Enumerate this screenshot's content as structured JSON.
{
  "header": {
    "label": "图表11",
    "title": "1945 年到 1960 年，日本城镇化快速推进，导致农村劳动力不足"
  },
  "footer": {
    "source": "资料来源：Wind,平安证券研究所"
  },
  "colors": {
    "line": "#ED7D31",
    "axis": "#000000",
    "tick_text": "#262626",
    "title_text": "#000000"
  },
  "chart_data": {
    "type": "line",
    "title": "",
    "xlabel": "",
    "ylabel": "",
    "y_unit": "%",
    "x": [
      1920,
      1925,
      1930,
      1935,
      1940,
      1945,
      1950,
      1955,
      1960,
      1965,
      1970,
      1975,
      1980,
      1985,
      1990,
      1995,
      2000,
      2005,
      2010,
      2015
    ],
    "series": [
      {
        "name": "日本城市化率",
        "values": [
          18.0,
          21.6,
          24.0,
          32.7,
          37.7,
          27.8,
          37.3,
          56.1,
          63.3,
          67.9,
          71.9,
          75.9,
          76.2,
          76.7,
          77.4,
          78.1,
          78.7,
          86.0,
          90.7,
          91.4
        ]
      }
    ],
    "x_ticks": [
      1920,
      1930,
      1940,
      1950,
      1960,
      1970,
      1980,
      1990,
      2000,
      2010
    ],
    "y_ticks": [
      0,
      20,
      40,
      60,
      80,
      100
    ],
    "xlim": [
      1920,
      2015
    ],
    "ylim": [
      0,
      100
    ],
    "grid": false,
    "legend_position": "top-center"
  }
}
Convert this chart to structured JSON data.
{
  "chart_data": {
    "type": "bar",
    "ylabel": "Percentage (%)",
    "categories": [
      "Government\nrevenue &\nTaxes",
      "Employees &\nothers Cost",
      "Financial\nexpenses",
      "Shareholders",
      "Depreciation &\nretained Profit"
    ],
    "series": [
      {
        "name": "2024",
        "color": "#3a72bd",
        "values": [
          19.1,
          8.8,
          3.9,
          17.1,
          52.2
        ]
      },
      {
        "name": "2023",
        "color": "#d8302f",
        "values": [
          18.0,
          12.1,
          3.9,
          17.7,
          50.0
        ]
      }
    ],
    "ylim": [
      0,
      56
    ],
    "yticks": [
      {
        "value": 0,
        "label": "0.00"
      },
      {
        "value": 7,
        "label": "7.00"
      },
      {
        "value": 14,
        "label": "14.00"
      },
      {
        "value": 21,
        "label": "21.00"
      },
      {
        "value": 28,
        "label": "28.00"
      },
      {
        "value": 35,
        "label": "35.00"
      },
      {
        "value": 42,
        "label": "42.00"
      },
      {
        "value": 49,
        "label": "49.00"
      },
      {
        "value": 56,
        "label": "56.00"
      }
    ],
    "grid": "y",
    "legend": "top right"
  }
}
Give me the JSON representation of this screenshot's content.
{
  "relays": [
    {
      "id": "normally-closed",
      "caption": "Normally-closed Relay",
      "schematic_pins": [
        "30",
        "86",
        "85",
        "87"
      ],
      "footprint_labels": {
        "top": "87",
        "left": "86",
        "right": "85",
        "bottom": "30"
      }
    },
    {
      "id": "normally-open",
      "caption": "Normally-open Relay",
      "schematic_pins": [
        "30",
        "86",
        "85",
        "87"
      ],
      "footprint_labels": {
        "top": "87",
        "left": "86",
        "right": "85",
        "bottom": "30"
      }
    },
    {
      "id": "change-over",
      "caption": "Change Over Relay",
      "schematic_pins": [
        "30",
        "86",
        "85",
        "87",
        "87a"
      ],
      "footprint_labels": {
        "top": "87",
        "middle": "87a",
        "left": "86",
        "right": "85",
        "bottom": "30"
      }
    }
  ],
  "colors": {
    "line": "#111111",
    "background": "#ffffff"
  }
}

▶ GOAL:
Repeat the entries exactly, all of them.

▶ RESULT OF THIS EXERCISE:
Enumerate this screenshot's content as structured JSON.
{
  "header": {
    "label": "图表11",
    "title": "1945 年到 1960 年，日本城镇化快速推进，导致农村劳动力不足"
  },
  "footer": {
    "source": "资料来源：Wind,平安证券研究所"
  },
  "colors": {
    "line": "#ED7D31",
    "axis": "#000000",
    "tick_text": "#262626",
    "title_text": "#000000"
  },
  "chart_data": {
    "type": "line",
    "title": "",
    "xlabel": "",
    "ylabel": "",
    "y_unit": "%",
    "x": [
      1920,
      1925,
      1930,
      1935,
      1940,
      1945,
      1950,
      1955,
      1960,
      1965,
      1970,
      1975,
      1980,
      1985,
      1990,
      1995,
      2000,
      2005,
      2010,
      2015
    ],
    "series": [
      {
        "name": "日本城市化率",
        "values": [
          18.0,
          21.6,
          24.0,
          32.7,
          37.7,
          27.8,
          37.3,
          56.1,
          63.3,
          67.9,
          71.9,
          75.9,
          76.2,
          76.7,
          77.4,
          78.1,
          78.7,
          86.0,
          90.7,
          91.4
        ]
      }
    ],
    "x_ticks": [
      1920,
      1930,
      1940,
      1950,
      1960,
      1970,
      1980,
      1990,
      2000,
      2010
    ],
    "y_ticks": [
      0,
      20,
      40,
      60,
      80,
      100
    ],
    "xlim": [
      1920,
      2015
    ],
    "ylim": [
      0,
      100
    ],
    "grid": false,
    "legend_position": "top-center"
  }
}
Convert this chart to structured JSON data.
{
  "chart_data": {
    "type": "bar",
    "ylabel": "Percentage (%)",
    "categories": [
      "Government\nrevenue &\nTaxes",
      "Employees &\nothers Cost",
      "Financial\nexpenses",
      "Shareholders",
      "Depreciation &\nretained Profit"
    ],
    "series": [
      {
        "name": "2024",
        "color": "#3a72bd",
        "values": [
          19.1,
          8.8,
          3.9,
          17.1,
          52.2
        ]
      },
      {
        "name": "2023",
        "color": "#d8302f",
        "values": [
          18.0,
          12.1,
          3.9,
          17.7,
          50.0
        ]
      }
    ],
    "ylim": [
      0,
      56
    ],
    "yticks": [
      {
        "value": 0,
        "label": "0.00"
      },
      {
        "value": 7,
        "label": "7.00"
      },
      {
        "value": 14,
        "label": "14.00"
      },
      {
        "value": 21,
        "label": "21.00"
      },
      {
        "value": 28,
        "label": "28.00"
      },
      {
        "value": 35,
        "label": "35.00"
      },
      {
        "value": 42,
        "label": "42.00"
      },
      {
        "value": 49,
        "label": "49.00"
      },
      {
        "value": 56,
        "label": "56.00"
      }
    ],
    "grid": "y",
    "legend": "top right"
  }
}
Give me the JSON representation of this screenshot's content.
{
  "relays": [
    {
      "id": "normally-closed",
      "caption": "Normally-closed Relay",
      "schematic_pins": [
        "30",
        "86",
        "85",
        "87"
      ],
      "footprint_labels": {
        "top": "87",
        "left": "86",
        "right": "85",
        "bottom": "30"
      }
    },
    {
      "id": "normally-open",
      "caption": "Normally-open Relay",
      "schematic_pins": [
        "30",
        "86",
        "85",
        "87"
      ],
      "footprint_labels": {
        "top": "87",
        "left": "86",
        "right": "85",
        "bottom": "30"
      }
    },
    {
      "id": "change-over",
      "caption": "Change Over Relay",
      "schematic_pins": [
        "30",
        "86",
        "85",
        "87",
        "87a"
      ],
      "footprint_labels": {
        "top": "87",
        "middle": "87a",
        "left": "86",
        "right": "85",
        "bottom": "30"
      }
    }
  ],
  "colors": {
    "line": "#111111",
    "background": "#ffffff"
  }
}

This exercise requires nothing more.